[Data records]
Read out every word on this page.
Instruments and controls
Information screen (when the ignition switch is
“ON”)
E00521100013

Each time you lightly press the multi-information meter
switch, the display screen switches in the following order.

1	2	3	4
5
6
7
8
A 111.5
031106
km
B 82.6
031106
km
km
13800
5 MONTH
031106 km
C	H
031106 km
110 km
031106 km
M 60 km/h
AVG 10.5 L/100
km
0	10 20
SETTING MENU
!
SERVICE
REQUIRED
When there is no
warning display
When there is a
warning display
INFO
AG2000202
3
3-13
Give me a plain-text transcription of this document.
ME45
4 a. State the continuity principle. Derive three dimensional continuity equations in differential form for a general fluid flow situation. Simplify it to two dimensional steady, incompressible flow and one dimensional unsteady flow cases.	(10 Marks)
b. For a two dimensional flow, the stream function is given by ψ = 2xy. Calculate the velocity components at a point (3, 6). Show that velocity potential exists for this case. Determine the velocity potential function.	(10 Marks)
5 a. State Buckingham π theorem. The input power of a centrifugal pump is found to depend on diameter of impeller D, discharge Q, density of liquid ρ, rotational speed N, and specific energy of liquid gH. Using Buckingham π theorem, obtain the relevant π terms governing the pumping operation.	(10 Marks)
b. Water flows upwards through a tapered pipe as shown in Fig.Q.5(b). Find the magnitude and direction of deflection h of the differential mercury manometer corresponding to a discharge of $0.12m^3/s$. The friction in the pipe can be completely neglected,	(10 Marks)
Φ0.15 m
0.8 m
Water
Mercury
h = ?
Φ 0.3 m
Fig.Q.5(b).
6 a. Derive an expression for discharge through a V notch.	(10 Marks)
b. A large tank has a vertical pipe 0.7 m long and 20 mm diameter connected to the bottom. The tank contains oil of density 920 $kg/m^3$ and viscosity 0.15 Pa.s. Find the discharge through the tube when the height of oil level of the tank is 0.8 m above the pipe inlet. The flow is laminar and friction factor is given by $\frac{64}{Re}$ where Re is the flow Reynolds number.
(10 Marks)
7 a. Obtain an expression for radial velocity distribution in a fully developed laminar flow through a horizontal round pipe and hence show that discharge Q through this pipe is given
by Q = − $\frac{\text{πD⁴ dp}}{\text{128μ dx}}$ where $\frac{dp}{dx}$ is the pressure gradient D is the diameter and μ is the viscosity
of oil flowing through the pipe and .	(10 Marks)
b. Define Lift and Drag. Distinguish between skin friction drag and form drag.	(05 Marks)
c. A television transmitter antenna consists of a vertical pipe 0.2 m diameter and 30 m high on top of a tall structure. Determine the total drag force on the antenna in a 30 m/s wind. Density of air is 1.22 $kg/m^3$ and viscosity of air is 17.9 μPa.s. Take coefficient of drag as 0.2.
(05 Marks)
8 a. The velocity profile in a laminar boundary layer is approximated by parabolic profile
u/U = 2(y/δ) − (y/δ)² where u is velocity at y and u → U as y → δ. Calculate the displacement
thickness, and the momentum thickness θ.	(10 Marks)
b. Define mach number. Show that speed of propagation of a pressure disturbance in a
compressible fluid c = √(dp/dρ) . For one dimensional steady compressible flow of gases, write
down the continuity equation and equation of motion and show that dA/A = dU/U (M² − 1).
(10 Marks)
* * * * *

[Written request] All entries must be repeated verbatim.

[Written response]
Read out every word on this page.
Instruments and controls
Information screen (when the ignition switch is
“ON”)
E00521100013

Each time you lightly press the multi-information meter
switch, the display screen switches in the following order.

1	2	3	4
5
6
7
8
A 111.5
031106
km
B 82.6
031106
km
km
13800
5 MONTH
031106 km
C	H
031106 km
110 km
031106 km
M 60 km/h
AVG 10.5 L/100
km
0	10 20
SETTING MENU
!
SERVICE
REQUIRED
When there is no
warning display
When there is a
warning display
INFO
AG2000202
3
3-13
Give me a plain-text transcription of this document.
ME45
4 a. State the continuity principle. Derive three dimensional continuity equations in differential form for a general fluid flow situation. Simplify it to two dimensional steady, incompressible flow and one dimensional unsteady flow cases.	(10 Marks)
b. For a two dimensional flow, the stream function is given by ψ = 2xy. Calculate the velocity components at a point (3, 6). Show that velocity potential exists for this case. Determine the velocity potential function.	(10 Marks)
5 a. State Buckingham π theorem. The input power of a centrifugal pump is found to depend on diameter of impeller D, discharge Q, density of liquid ρ, rotational speed N, and specific energy of liquid gH. Using Buckingham π theorem, obtain the relevant π terms governing the pumping operation.	(10 Marks)
b. Water flows upwards through a tapered pipe as shown in Fig.Q.5(b). Find the magnitude and direction of deflection h of the differential mercury manometer corresponding to a discharge of $0.12m^3/s$. The friction in the pipe can be completely neglected,	(10 Marks)
Φ0.15 m
0.8 m
Water
Mercury
h = ?
Φ 0.3 m
Fig.Q.5(b).
6 a. Derive an expression for discharge through a V notch.	(10 Marks)
b. A large tank has a vertical pipe 0.7 m long and 20 mm diameter connected to the bottom. The tank contains oil of density 920 $kg/m^3$ and viscosity 0.15 Pa.s. Find the discharge through the tube when the height of oil level of the tank is 0.8 m above the pipe inlet. The flow is laminar and friction factor is given by $\frac{64}{Re}$ where Re is the flow Reynolds number.
(10 Marks)
7 a. Obtain an expression for radial velocity distribution in a fully developed laminar flow through a horizontal round pipe and hence show that discharge Q through this pipe is given
by Q = − $\frac{\text{πD⁴ dp}}{\text{128μ dx}}$ where $\frac{dp}{dx}$ is the pressure gradient D is the diameter and μ is the viscosity
of oil flowing through the pipe and .	(10 Marks)
b. Define Lift and Drag. Distinguish between skin friction drag and form drag.	(05 Marks)
c. A television transmitter antenna consists of a vertical pipe 0.2 m diameter and 30 m high on top of a tall structure. Determine the total drag force on the antenna in a 30 m/s wind. Density of air is 1.22 $kg/m^3$ and viscosity of air is 17.9 μPa.s. Take coefficient of drag as 0.2.
(05 Marks)
8 a. The velocity profile in a laminar boundary layer is approximated by parabolic profile
u/U = 2(y/δ) − (y/δ)² where u is velocity at y and u → U as y → δ. Calculate the displacement
thickness, and the momentum thickness θ.	(10 Marks)
b. Define mach number. Show that speed of propagation of a pressure disturbance in a
compressible fluid c = √(dp/dρ) . For one dimensional steady compressible flow of gases, write
down the continuity equation and equation of motion and show that dA/A = dU/U (M² − 1).
(10 Marks)
* * * * *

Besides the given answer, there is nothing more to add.